### What you have to do:
Pick out all lines in the listing holding the string "молодых" and copy them.

### Items:

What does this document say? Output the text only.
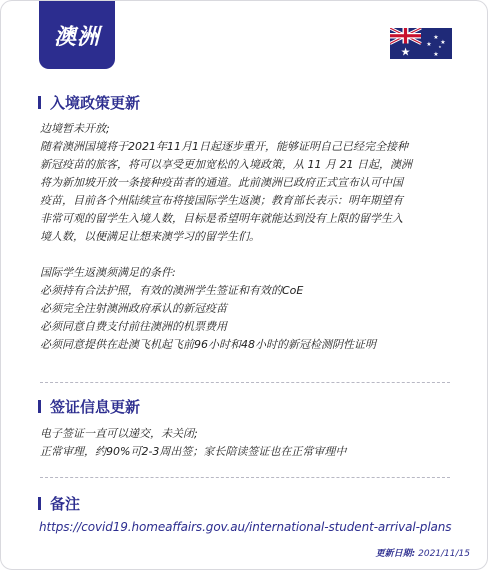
澳洲
★
★
★ ★
★
★
入境政策更新

边境暂未开放;

随着澳洲国境将于2021年11月1日起逐步重开，能够证明自己已经完全接种

新冠疫苗的旅客，将可以享受更加宽松的入境政策，从 11 月 21 日起，澳洲

将为新加坡开放一条接种疫苗者的通道。此前澳洲已政府正式宣布认可中国

疫苗，目前各个州陆续宣布将接国际学生返澳；教育部长表示：明年期望有

非常可观的留学生入境人数，目标是希望明年就能达到没有上限的留学生入

境人数，以便满足让想来澳学习的留学生们。

国际学生返澳须满足的条件:

必须持有合法护照，有效的澳洲学生签证和有效的CoE

必须完全注射澳洲政府承认的新冠疫苗

必须同意自费支付前往澳洲的机票费用

必须同意提供在赴澳飞机起飞前96小时和48小时的新冠检测阴性证明

签证信息更新

电子签证一直可以递交，未关闭;

正常审理，约90%可2-3周出签；家长陪读签证也在正常审理中

备注
https://covid19.homeaffairs.gov.au/international-student-arrival-plans
更新日期: 2021/11/15
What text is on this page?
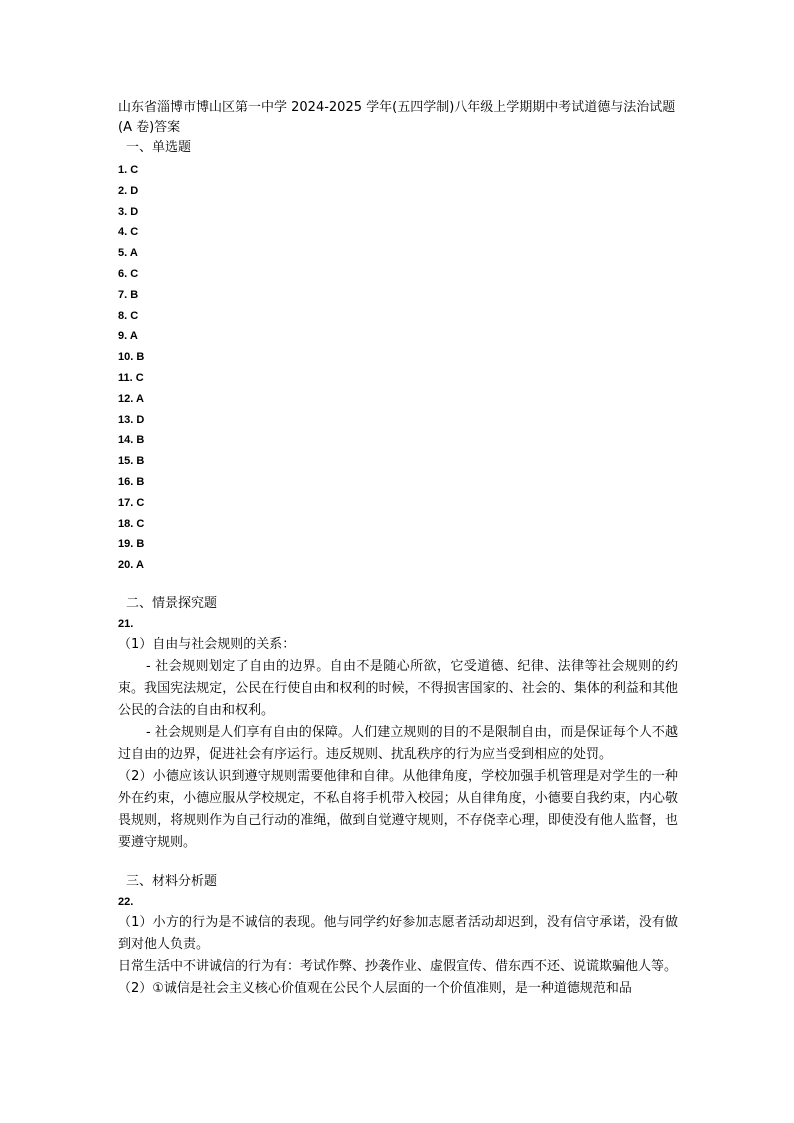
山东省淄博市博山区第一中学 2024-2025 学年(五四学制)八年级上学期期中考试道德与法治试题(A 卷)答案
一、单选题
1. C
2. D
3. D
4. C
5. A
6. C
7. B
8. C
9. A
10. B
11. C
12. A
13. D
14. B
15. B
16. B
17. C
18. C
19. B
20. A
二、情景探究题
21.

（1）自由与社会规则的关系：

- 社会规则划定了自由的边界。自由不是随心所欲，它受道德、纪律、法律等社会规则的约束。我国宪法规定，公民在行使自由和权利的时候，不得损害国家的、社会的、集体的利益和其他公民的合法的自由和权利。

- 社会规则是人们享有自由的保障。人们建立规则的目的不是限制自由，而是保证每个人不越过自由的边界，促进社会有序运行。违反规则、扰乱秩序的行为应当受到相应的处罚。

（2）小德应该认识到遵守规则需要他律和自律。从他律角度，学校加强手机管理是对学生的一种外在约束，小德应服从学校规定，不私自将手机带入校园；从自律角度，小德要自我约束，内心敬畏规则，将规则作为自己行动的准绳，做到自觉遵守规则，不存侥幸心理，即使没有他人监督，也要遵守规则。

三、材料分析题
22.

（1）小方的行为是不诚信的表现。他与同学约好参加志愿者活动却迟到，没有信守承诺，没有做到对他人负责。

日常生活中不讲诚信的行为有：考试作弊、抄袭作业、虚假宣传、借东西不还、说谎欺骗他人等。

（2）①诚信是社会主义核心价值观在公民个人层面的一个价值准则，是一种道德规范和品
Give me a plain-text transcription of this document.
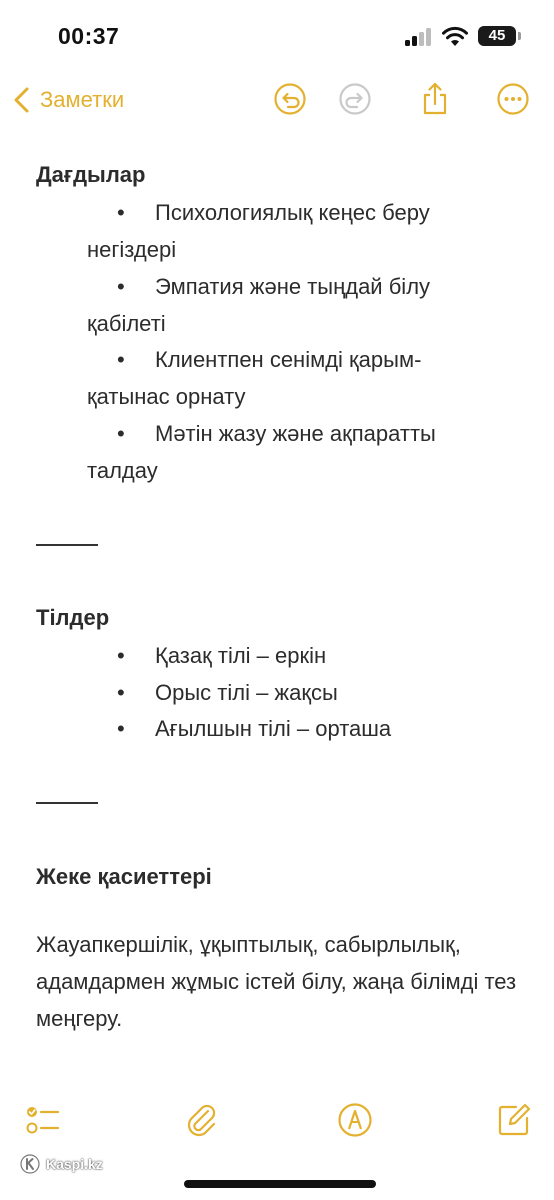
00:37	45
Заметки
Дағдылар
• Психологиялық кеңес беру
негіздері
• Эмпатия және тыңдай білу
қабілеті
• Клиентпен сенімді қарым-
қатынас орнату
• Мәтін жазу және ақпаратты
талдау
Тілдер
• Қазақ тілі – еркін
• Орыс тілі – жақсы
• Ағылшын тілі – орташа
Жеке қасиеттері
Жауапкершілік, ұқыптылық, сабырлылық, адамдармен жұмыс істей білу, жаңа білімді тез меңгеру.
Kaspi.kz
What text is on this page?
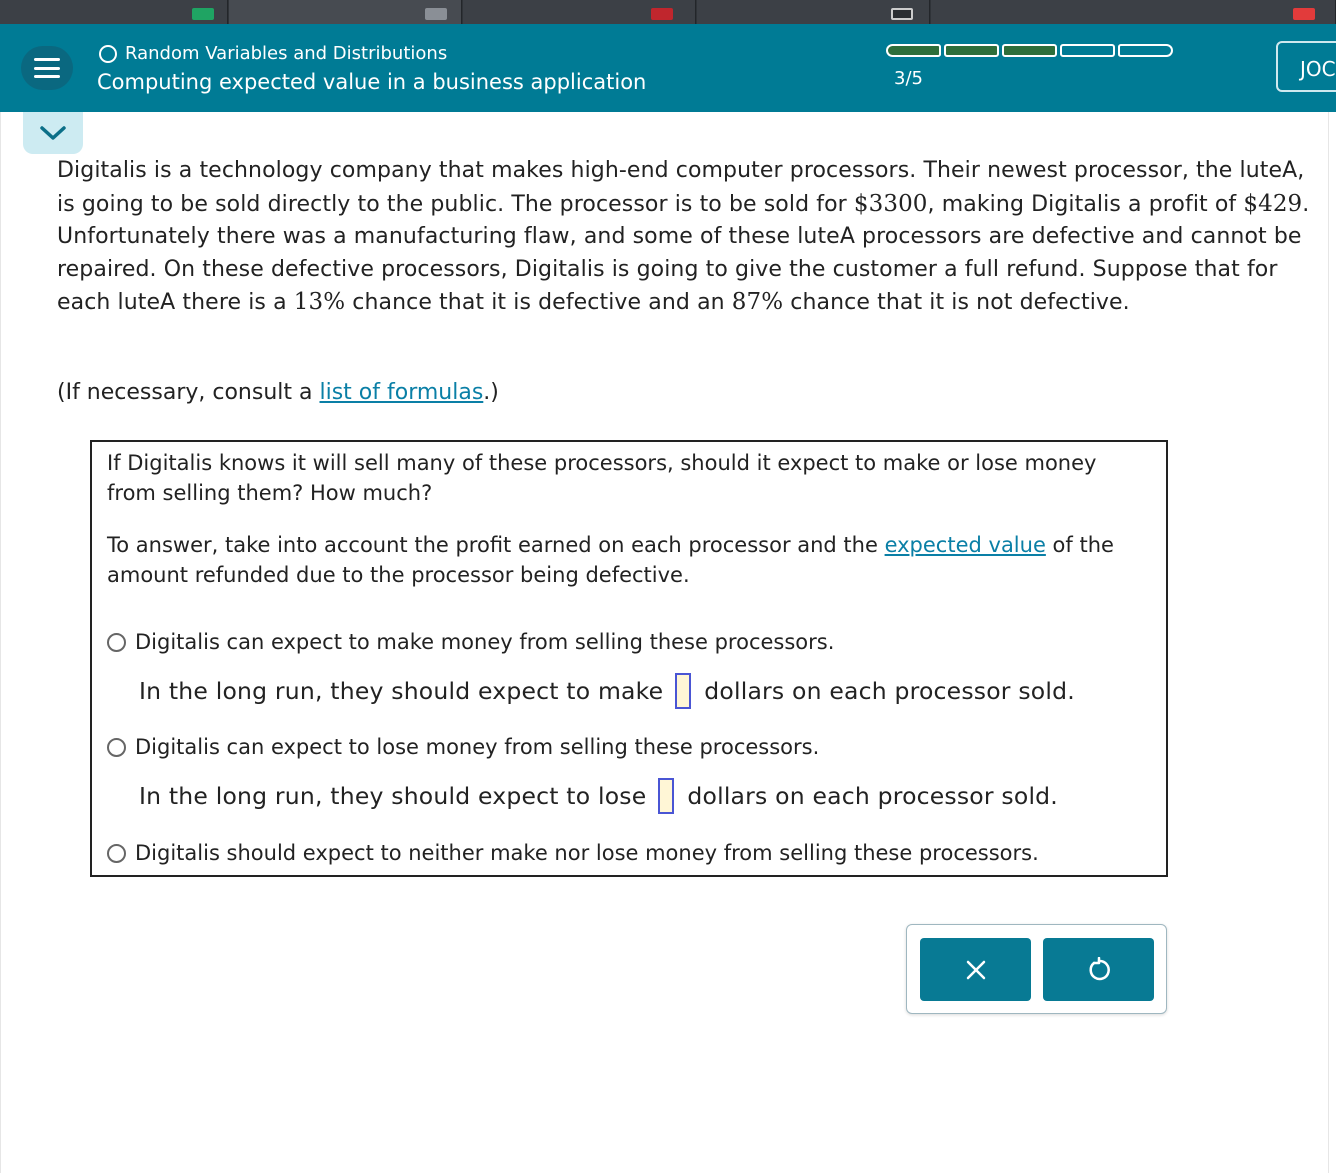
Random Variables and Distributions
Computing expected value in a business application	3/5	JOC
Digitalis is a technology company that makes high-end computer processors. Their newest processor, the luteA, is going to be sold directly to the public. The processor is to be sold for $3300, making Digitalis a profit of $429. Unfortunately there was a manufacturing flaw, and some of these luteA processors are defective and cannot be repaired. On these defective processors, Digitalis is going to give the customer a full refund. Suppose that for each luteA there is a 13% chance that it is defective and an 87% chance that it is not defective.
(If necessary, consult a list of formulas.)
If Digitalis knows it will sell many of these processors, should it expect to make or lose money from selling them? How much?
To answer, take into account the profit earned on each processor and the expected value of the amount refunded due to the processor being defective.
Digitalis can expect to make money from selling these processors.
In the long run, they should expect to make dollars on each processor sold.
Digitalis can expect to lose money from selling these processors.
In the long run, they should expect to lose dollars on each processor sold.
Digitalis should expect to neither make nor lose money from selling these processors.
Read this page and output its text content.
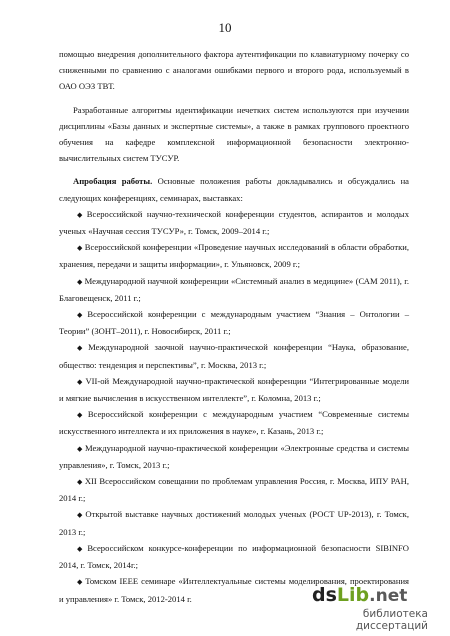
10

помощью внедрения дополнительного фактора аутентификации по клавиатурному почерку со сниженными по сравнению с аналогами ошибками первого и второго рода, используемый в ОАО ОЭЗ ТВТ.

Разработанные алгоритмы идентификации нечетких систем используются при изучении дисциплины «Базы данных и экспертные системы», а также в рамках группового проектного обучения на кафедре комплексной информационной безопасности электронно-вычислительных систем ТУСУР.

Апробация работы. Основные положения работы докладывались и обсуждались на следующих конференциях, семинарах, выставках:

◆ Всероссийской научно-технической конференции студентов, аспирантов и молодых ученых «Научная сессия ТУСУР», г. Томск, 2009–2014 г.;
◆ Всероссийской конференции «Проведение научных исследований в области обработки, хранения, передачи и защиты информации», г. Ульяновск, 2009 г.;
◆ Международной научной конференции «Системный анализ в медицине» (САМ 2011), г. Благовещенск, 2011 г.;
◆ Всероссийской конференции с международным участием “Знания – Онтологии – Теории” (ЗОНТ–2011), г. Новосибирск, 2011 г.;
◆ Международной заочной научно-практической конференции “Наука, образование, общество: тенденция и перспективы”, г. Москва, 2013 г.;
◆ VII-ой Международной научно-практической конференции “Интегрированные модели и мягкие вычисления в искусственном интеллекте”, г. Коломна, 2013 г.;
◆ Всероссийской конференции с международным участием “Современные системы искусственного интеллекта и их приложения в науке», г. Казань, 2013 г.;
◆ Международной научно-практической конференции «Электронные средства и системы управления», г. Томск, 2013 г.;
◆ XII Всероссийском совещании по проблемам управления Россия, г. Москва, ИПУ РАН, 2014 г.;
◆ Открытой выставке научных достижений молодых ученых (РОСТ UP-2013), г. Томск, 2013 г.;
◆ Всероссийском конкурсе-конференции по информационной безопасности SIBINFO 2014, г. Томск, 2014г.;
◆ Томском IEEE семинаре «Интеллектуальные системы моделирования, проектирования и управления» г. Томск, 2012-2014 г.	dsLib.net
библиотека диссертаций
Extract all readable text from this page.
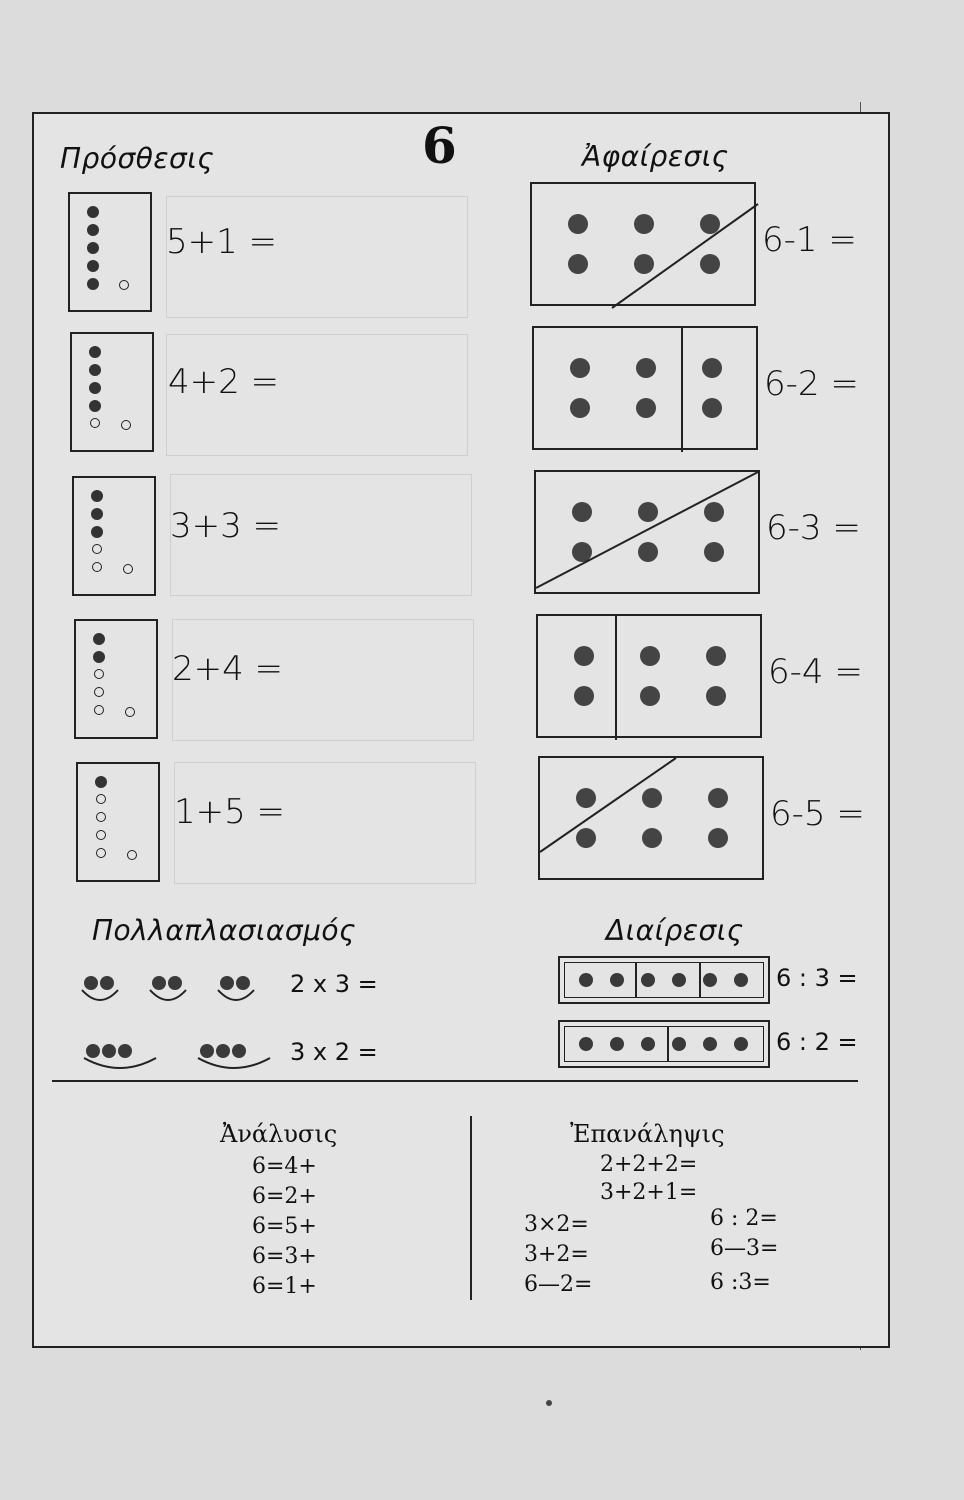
Πρόσθεσις	6	Ἀφαίρεσις
5+1 =
4+2 =
3+3 =
2+4 =
1+5 =
6-1 =
6-2 =
6-3 =
6-4 =
6-5 =
Πολλαπλασιασμός
2 x 3 =
3 x 2 =
Διαίρεσις
6 : 3 =
6 : 2 =
Ἀνάλυσις
6=4+
6=2+
6=5+
6=3+
6=1+
Ἐπανάληψις
2+2+2=
3+2+1=
3×2=
3+2=
6—2=
6 : 2=
6—3=
6 :3=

### Solution to this problem:
◆ Всероссийской научно-технической конференции студентов, аспирантов и молодых ученых «Научная сессия ТУСУР», г. Томск, 2009–2014 г.;
◆ Открытой выставке научных достижений молодых ученых (РОСТ UP-2013), г. Томск, 2013 г.;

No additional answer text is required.